• Written exercise:
Lines containing the word "this" are the ones to copy from the records below.

Extracted data entries
— BEGIN —
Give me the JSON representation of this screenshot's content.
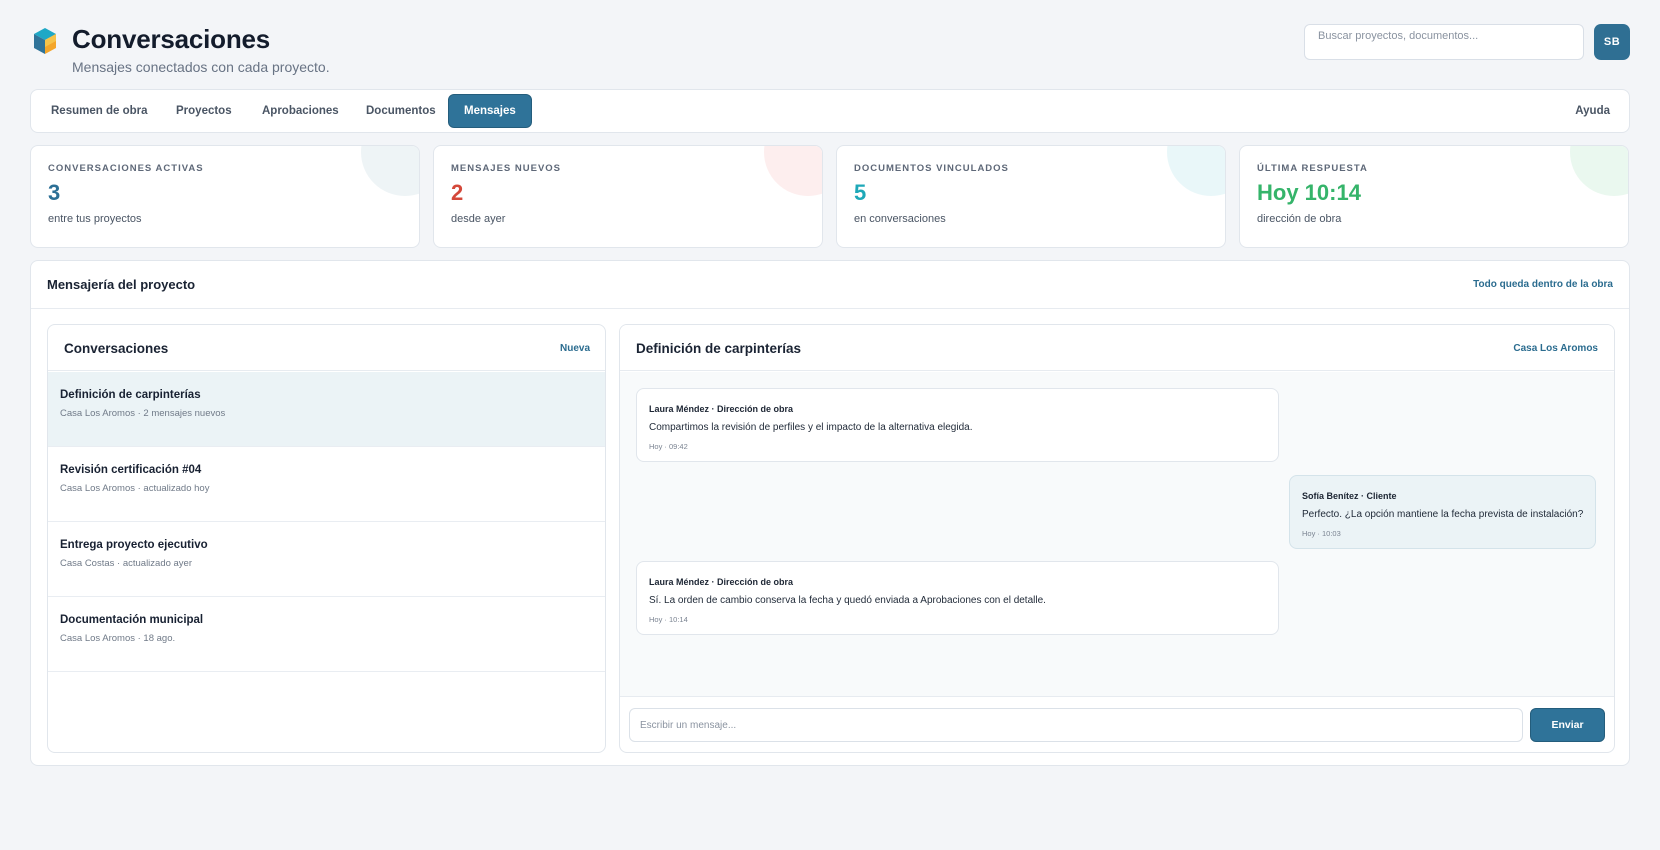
{
  "header": {
    "title": "Conversaciones",
    "subtitle": "Mensajes conectados con cada proyecto.",
    "search_placeholder": "Buscar proyectos, documentos...",
    "avatar_initials": "SB",
    "logo_icon": "cube-logo-icon"
  },
  "nav": {
    "tabs": [
      {
        "label": "Resumen de obra",
        "active": false
      },
      {
        "label": "Proyectos",
        "active": false
      },
      {
        "label": "Aprobaciones",
        "active": false
      },
      {
        "label": "Documentos",
        "active": false
      },
      {
        "label": "Mensajes",
        "active": true
      }
    ],
    "help": "Ayuda"
  },
  "stats": [
    {
      "label": "Conversaciones activas",
      "value": "3",
      "sub": "entre tus proyectos",
      "color": "#2c6f95",
      "deco": "#eef4f6"
    },
    {
      "label": "Mensajes nuevos",
      "value": "2",
      "sub": "desde ayer",
      "color": "#d4483a",
      "deco": "#fdeeee"
    },
    {
      "label": "Documentos vinculados",
      "value": "5",
      "sub": "en conversaciones",
      "color": "#1ea8b8",
      "deco": "#e9f7f9"
    },
    {
      "label": "Última respuesta",
      "value": "Hoy 10:14",
      "sub": "dirección de obra",
      "color": "#35b46a",
      "deco": "#eaf8ef"
    }
  ],
  "panel": {
    "title": "Mensajería del proyecto",
    "note": "Todo queda dentro de la obra"
  },
  "conversations": {
    "title": "Conversaciones",
    "new_label": "Nueva",
    "items": [
      {
        "title": "Definición de carpinterías",
        "meta": "Casa Los Aromos · 2 mensajes nuevos",
        "active": true
      },
      {
        "title": "Revisión certificación #04",
        "meta": "Casa Los Aromos · actualizado hoy",
        "active": false
      },
      {
        "title": "Entrega proyecto ejecutivo",
        "meta": "Casa Costas · actualizado ayer",
        "active": false
      },
      {
        "title": "Documentación municipal",
        "meta": "Casa Los Aromos · 18 ago.",
        "active": false
      }
    ]
  },
  "chat": {
    "title": "Definición de carpinterías",
    "project": "Casa Los Aromos",
    "messages": [
      {
        "author": "Laura Méndez · Dirección de obra",
        "text": "Compartimos la revisión de perfiles y el impacto de la alternativa elegida.",
        "time": "Hoy · 09:42",
        "from": "team"
      },
      {
        "author": "Sofía Benítez · Cliente",
        "text": "Perfecto. ¿La opción mantiene la fecha prevista de instalación?",
        "time": "Hoy · 10:03",
        "from": "client"
      },
      {
        "author": "Laura Méndez · Dirección de obra",
        "text": "Sí. La orden de cambio conserva la fecha y quedó enviada a Aprobaciones con el detalle.",
        "time": "Hoy · 10:14",
        "from": "team"
      }
    ],
    "input_placeholder": "Escribir un mensaje...",
    "send_label": "Enviar"
  }
}
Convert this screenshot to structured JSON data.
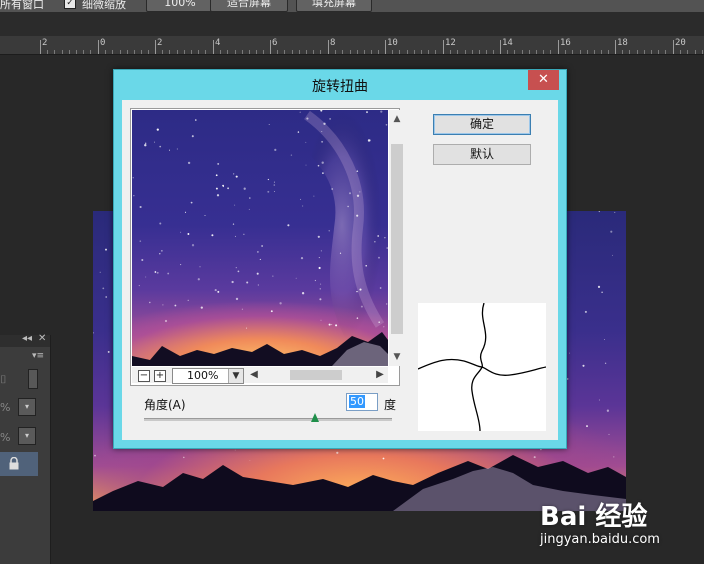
{
  "options_bar": {
    "all_windows_label": "所有窗口",
    "scrubby_zoom_label": "细微缩放",
    "zoom_100_label": "100%",
    "fit_screen_label": "适合屏幕",
    "fill_screen_label": "填充屏幕"
  },
  "ruler": {
    "labels": [
      "2",
      "0",
      "2",
      "4",
      "6",
      "8",
      "10",
      "12",
      "14",
      "16",
      "18",
      "20"
    ]
  },
  "left_panel": {
    "percent_1": "%",
    "percent_2": "%"
  },
  "dialog": {
    "title": "旋转扭曲",
    "close_glyph": "✕",
    "ok_label": "确定",
    "default_label": "默认",
    "zoom_value": "100%",
    "angle_label": "角度(A)",
    "angle_value": "50",
    "angle_unit": "度",
    "angle_fraction": 0.69
  },
  "watermark": {
    "logo": "Bai 经验",
    "url": "jingyan.baidu.com"
  },
  "icons": [
    "checkbox-icon",
    "close-icon",
    "zoom-out-icon",
    "zoom-in-icon",
    "scroll-up-icon",
    "scroll-down-icon",
    "scroll-left-icon",
    "scroll-right-icon",
    "dropdown-icon",
    "lock-icon",
    "paw-icon"
  ]
}
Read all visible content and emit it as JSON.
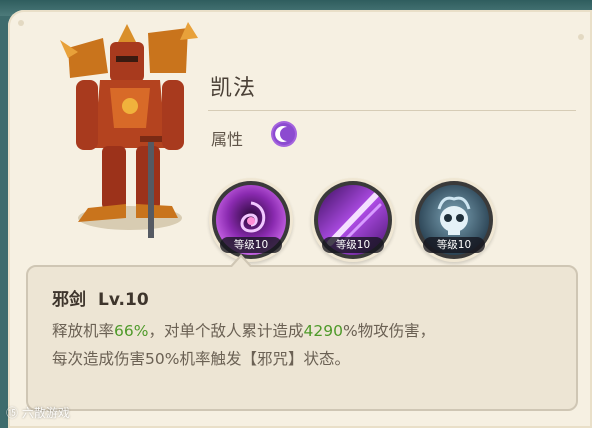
{
  "hero": {
    "name": "凯法",
    "attribute_label": "属性",
    "attribute_icon": "crescent-moon-icon",
    "attribute_color": "#9b58d6"
  },
  "skills": [
    {
      "icon": "evil-sword-vortex-icon",
      "level_label": "等级10"
    },
    {
      "icon": "purple-slash-icon",
      "level_label": "等级10"
    },
    {
      "icon": "skull-curse-icon",
      "level_label": "等级10"
    }
  ],
  "tooltip": {
    "skill_name": "邪剑",
    "level": "Lv.10",
    "line1": {
      "prefix": "释放机率",
      "chance": "66%",
      "middle": "，对单个敌人累计造成",
      "damage": "4290",
      "suffix": "%物攻伤害，"
    },
    "line2": "每次造成伤害50%机率触发【邪咒】状态。"
  },
  "watermark": "⑮ 六散游戏",
  "colors": {
    "highlight": "#4f9a2a",
    "panel_bg": "#f6f0e2",
    "tooltip_bg": "#ede5d4"
  }
}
— END —
• Response below:
Give me the JSON representation of this screenshot's content.
Convert this screenshot to structured JSON data.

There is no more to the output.